## Begin Supplied data
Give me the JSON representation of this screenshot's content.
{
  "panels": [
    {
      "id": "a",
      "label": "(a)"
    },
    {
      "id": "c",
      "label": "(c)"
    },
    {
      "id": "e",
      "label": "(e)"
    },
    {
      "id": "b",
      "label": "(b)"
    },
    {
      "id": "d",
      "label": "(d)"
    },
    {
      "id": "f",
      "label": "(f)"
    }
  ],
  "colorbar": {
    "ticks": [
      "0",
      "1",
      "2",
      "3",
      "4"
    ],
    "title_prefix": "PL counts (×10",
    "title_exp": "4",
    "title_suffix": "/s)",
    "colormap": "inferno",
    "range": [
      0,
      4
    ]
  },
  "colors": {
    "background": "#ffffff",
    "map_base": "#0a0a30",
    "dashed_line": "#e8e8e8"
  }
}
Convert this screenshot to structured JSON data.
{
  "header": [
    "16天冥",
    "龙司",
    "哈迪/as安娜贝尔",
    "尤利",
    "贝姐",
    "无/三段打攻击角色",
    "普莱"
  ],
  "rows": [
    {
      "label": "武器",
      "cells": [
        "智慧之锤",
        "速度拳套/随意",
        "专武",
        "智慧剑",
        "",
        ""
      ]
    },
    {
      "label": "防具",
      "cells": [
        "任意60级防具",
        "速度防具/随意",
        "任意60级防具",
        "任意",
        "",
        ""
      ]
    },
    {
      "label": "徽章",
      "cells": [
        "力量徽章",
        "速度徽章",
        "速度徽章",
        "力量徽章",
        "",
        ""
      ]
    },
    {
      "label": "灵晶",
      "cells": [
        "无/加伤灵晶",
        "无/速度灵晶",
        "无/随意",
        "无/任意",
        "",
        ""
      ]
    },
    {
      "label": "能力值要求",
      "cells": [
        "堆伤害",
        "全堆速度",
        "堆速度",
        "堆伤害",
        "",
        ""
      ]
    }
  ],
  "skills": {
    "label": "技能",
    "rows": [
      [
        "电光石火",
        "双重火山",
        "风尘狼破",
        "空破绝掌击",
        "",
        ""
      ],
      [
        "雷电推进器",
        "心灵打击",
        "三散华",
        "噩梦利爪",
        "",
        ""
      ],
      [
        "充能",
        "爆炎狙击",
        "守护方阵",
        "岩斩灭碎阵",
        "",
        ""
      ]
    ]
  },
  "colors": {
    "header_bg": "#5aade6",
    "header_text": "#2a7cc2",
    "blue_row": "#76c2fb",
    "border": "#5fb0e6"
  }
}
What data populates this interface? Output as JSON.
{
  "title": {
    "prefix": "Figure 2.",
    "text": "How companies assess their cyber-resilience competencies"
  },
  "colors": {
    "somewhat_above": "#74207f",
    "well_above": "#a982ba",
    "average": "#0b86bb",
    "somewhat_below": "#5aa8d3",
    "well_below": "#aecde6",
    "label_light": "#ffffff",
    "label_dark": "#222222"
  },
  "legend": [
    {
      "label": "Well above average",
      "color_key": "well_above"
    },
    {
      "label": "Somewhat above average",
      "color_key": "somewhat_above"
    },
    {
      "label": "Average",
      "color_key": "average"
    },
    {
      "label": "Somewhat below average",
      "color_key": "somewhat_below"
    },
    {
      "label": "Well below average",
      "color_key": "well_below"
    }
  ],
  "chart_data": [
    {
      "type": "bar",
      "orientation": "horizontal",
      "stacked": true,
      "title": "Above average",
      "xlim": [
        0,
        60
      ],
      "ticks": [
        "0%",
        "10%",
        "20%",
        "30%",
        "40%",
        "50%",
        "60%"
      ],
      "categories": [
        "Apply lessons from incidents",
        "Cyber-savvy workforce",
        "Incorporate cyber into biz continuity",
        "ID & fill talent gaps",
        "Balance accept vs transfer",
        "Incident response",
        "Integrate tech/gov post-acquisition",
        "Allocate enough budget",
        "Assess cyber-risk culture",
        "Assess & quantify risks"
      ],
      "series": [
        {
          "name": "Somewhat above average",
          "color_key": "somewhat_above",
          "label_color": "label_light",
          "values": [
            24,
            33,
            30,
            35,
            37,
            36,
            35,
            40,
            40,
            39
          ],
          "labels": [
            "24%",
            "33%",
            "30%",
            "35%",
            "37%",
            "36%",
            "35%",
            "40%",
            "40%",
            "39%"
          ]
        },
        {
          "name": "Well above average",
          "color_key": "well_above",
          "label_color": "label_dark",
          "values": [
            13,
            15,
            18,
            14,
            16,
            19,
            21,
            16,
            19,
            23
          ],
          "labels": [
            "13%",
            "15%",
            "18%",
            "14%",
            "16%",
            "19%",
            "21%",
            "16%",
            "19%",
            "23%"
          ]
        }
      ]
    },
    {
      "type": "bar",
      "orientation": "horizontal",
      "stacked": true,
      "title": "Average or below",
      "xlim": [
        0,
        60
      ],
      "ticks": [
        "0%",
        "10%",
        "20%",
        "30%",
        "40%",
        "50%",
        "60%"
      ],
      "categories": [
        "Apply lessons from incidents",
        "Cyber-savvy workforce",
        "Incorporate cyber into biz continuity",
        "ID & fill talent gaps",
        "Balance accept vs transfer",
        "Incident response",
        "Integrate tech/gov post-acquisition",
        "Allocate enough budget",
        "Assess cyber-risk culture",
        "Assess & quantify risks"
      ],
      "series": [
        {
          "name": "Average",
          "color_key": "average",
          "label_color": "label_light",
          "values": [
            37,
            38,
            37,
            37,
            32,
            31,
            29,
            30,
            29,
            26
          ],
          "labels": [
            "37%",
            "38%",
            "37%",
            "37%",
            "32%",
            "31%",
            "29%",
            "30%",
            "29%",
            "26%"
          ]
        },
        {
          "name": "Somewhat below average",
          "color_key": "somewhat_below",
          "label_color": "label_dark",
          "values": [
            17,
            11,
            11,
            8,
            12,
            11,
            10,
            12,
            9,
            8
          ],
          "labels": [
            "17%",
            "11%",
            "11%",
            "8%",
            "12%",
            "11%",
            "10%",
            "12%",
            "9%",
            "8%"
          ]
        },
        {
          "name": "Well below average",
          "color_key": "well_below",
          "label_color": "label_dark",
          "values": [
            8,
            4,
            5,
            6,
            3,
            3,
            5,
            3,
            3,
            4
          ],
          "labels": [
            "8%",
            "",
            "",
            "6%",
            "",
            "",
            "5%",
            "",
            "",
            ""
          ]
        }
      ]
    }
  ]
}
## End Supplied data
Give the entries again in full, exactly as they are written.

Give me the JSON representation of this screenshot's content.
{
  "panels": [
    {
      "id": "a",
      "label": "(a)"
    },
    {
      "id": "c",
      "label": "(c)"
    },
    {
      "id": "e",
      "label": "(e)"
    },
    {
      "id": "b",
      "label": "(b)"
    },
    {
      "id": "d",
      "label": "(d)"
    },
    {
      "id": "f",
      "label": "(f)"
    }
  ],
  "colorbar": {
    "ticks": [
      "0",
      "1",
      "2",
      "3",
      "4"
    ],
    "title_prefix": "PL counts (×10",
    "title_exp": "4",
    "title_suffix": "/s)",
    "colormap": "inferno",
    "range": [
      0,
      4
    ]
  },
  "colors": {
    "background": "#ffffff",
    "map_base": "#0a0a30",
    "dashed_line": "#e8e8e8"
  }
}
Convert this screenshot to structured JSON data.
{
  "header": [
    "16天冥",
    "龙司",
    "哈迪/as安娜贝尔",
    "尤利",
    "贝姐",
    "无/三段打攻击角色",
    "普莱"
  ],
  "rows": [
    {
      "label": "武器",
      "cells": [
        "智慧之锤",
        "速度拳套/随意",
        "专武",
        "智慧剑",
        "",
        ""
      ]
    },
    {
      "label": "防具",
      "cells": [
        "任意60级防具",
        "速度防具/随意",
        "任意60级防具",
        "任意",
        "",
        ""
      ]
    },
    {
      "label": "徽章",
      "cells": [
        "力量徽章",
        "速度徽章",
        "速度徽章",
        "力量徽章",
        "",
        ""
      ]
    },
    {
      "label": "灵晶",
      "cells": [
        "无/加伤灵晶",
        "无/速度灵晶",
        "无/随意",
        "无/任意",
        "",
        ""
      ]
    },
    {
      "label": "能力值要求",
      "cells": [
        "堆伤害",
        "全堆速度",
        "堆速度",
        "堆伤害",
        "",
        ""
      ]
    }
  ],
  "skills": {
    "label": "技能",
    "rows": [
      [
        "电光石火",
        "双重火山",
        "风尘狼破",
        "空破绝掌击",
        "",
        ""
      ],
      [
        "雷电推进器",
        "心灵打击",
        "三散华",
        "噩梦利爪",
        "",
        ""
      ],
      [
        "充能",
        "爆炎狙击",
        "守护方阵",
        "岩斩灭碎阵",
        "",
        ""
      ]
    ]
  },
  "colors": {
    "header_bg": "#5aade6",
    "header_text": "#2a7cc2",
    "blue_row": "#76c2fb",
    "border": "#5fb0e6"
  }
}
What data populates this interface? Output as JSON.
{
  "title": {
    "prefix": "Figure 2.",
    "text": "How companies assess their cyber-resilience competencies"
  },
  "colors": {
    "somewhat_above": "#74207f",
    "well_above": "#a982ba",
    "average": "#0b86bb",
    "somewhat_below": "#5aa8d3",
    "well_below": "#aecde6",
    "label_light": "#ffffff",
    "label_dark": "#222222"
  },
  "legend": [
    {
      "label": "Well above average",
      "color_key": "well_above"
    },
    {
      "label": "Somewhat above average",
      "color_key": "somewhat_above"
    },
    {
      "label": "Average",
      "color_key": "average"
    },
    {
      "label": "Somewhat below average",
      "color_key": "somewhat_below"
    },
    {
      "label": "Well below average",
      "color_key": "well_below"
    }
  ],
  "chart_data": [
    {
      "type": "bar",
      "orientation": "horizontal",
      "stacked": true,
      "title": "Above average",
      "xlim": [
        0,
        60
      ],
      "ticks": [
        "0%",
        "10%",
        "20%",
        "30%",
        "40%",
        "50%",
        "60%"
      ],
      "categories": [
        "Apply lessons from incidents",
        "Cyber-savvy workforce",
        "Incorporate cyber into biz continuity",
        "ID & fill talent gaps",
        "Balance accept vs transfer",
        "Incident response",
        "Integrate tech/gov post-acquisition",
        "Allocate enough budget",
        "Assess cyber-risk culture",
        "Assess & quantify risks"
      ],
      "series": [
        {
          "name": "Somewhat above average",
          "color_key": "somewhat_above",
          "label_color": "label_light",
          "values": [
            24,
            33,
            30,
            35,
            37,
            36,
            35,
            40,
            40,
            39
          ],
          "labels": [
            "24%",
            "33%",
            "30%",
            "35%",
            "37%",
            "36%",
            "35%",
            "40%",
            "40%",
            "39%"
          ]
        },
        {
          "name": "Well above average",
          "color_key": "well_above",
          "label_color": "label_dark",
          "values": [
            13,
            15,
            18,
            14,
            16,
            19,
            21,
            16,
            19,
            23
          ],
          "labels": [
            "13%",
            "15%",
            "18%",
            "14%",
            "16%",
            "19%",
            "21%",
            "16%",
            "19%",
            "23%"
          ]
        }
      ]
    },
    {
      "type": "bar",
      "orientation": "horizontal",
      "stacked": true,
      "title": "Average or below",
      "xlim": [
        0,
        60
      ],
      "ticks": [
        "0%",
        "10%",
        "20%",
        "30%",
        "40%",
        "50%",
        "60%"
      ],
      "categories": [
        "Apply lessons from incidents",
        "Cyber-savvy workforce",
        "Incorporate cyber into biz continuity",
        "ID & fill talent gaps",
        "Balance accept vs transfer",
        "Incident response",
        "Integrate tech/gov post-acquisition",
        "Allocate enough budget",
        "Assess cyber-risk culture",
        "Assess & quantify risks"
      ],
      "series": [
        {
          "name": "Average",
          "color_key": "average",
          "label_color": "label_light",
          "values": [
            37,
            38,
            37,
            37,
            32,
            31,
            29,
            30,
            29,
            26
          ],
          "labels": [
            "37%",
            "38%",
            "37%",
            "37%",
            "32%",
            "31%",
            "29%",
            "30%",
            "29%",
            "26%"
          ]
        },
        {
          "name": "Somewhat below average",
          "color_key": "somewhat_below",
          "label_color": "label_dark",
          "values": [
            17,
            11,
            11,
            8,
            12,
            11,
            10,
            12,
            9,
            8
          ],
          "labels": [
            "17%",
            "11%",
            "11%",
            "8%",
            "12%",
            "11%",
            "10%",
            "12%",
            "9%",
            "8%"
          ]
        },
        {
          "name": "Well below average",
          "color_key": "well_below",
          "label_color": "label_dark",
          "values": [
            8,
            4,
            5,
            6,
            3,
            3,
            5,
            3,
            3,
            4
          ],
          "labels": [
            "8%",
            "",
            "",
            "6%",
            "",
            "",
            "5%",
            "",
            "",
            ""
          ]
        }
      ]
    }
  ]
}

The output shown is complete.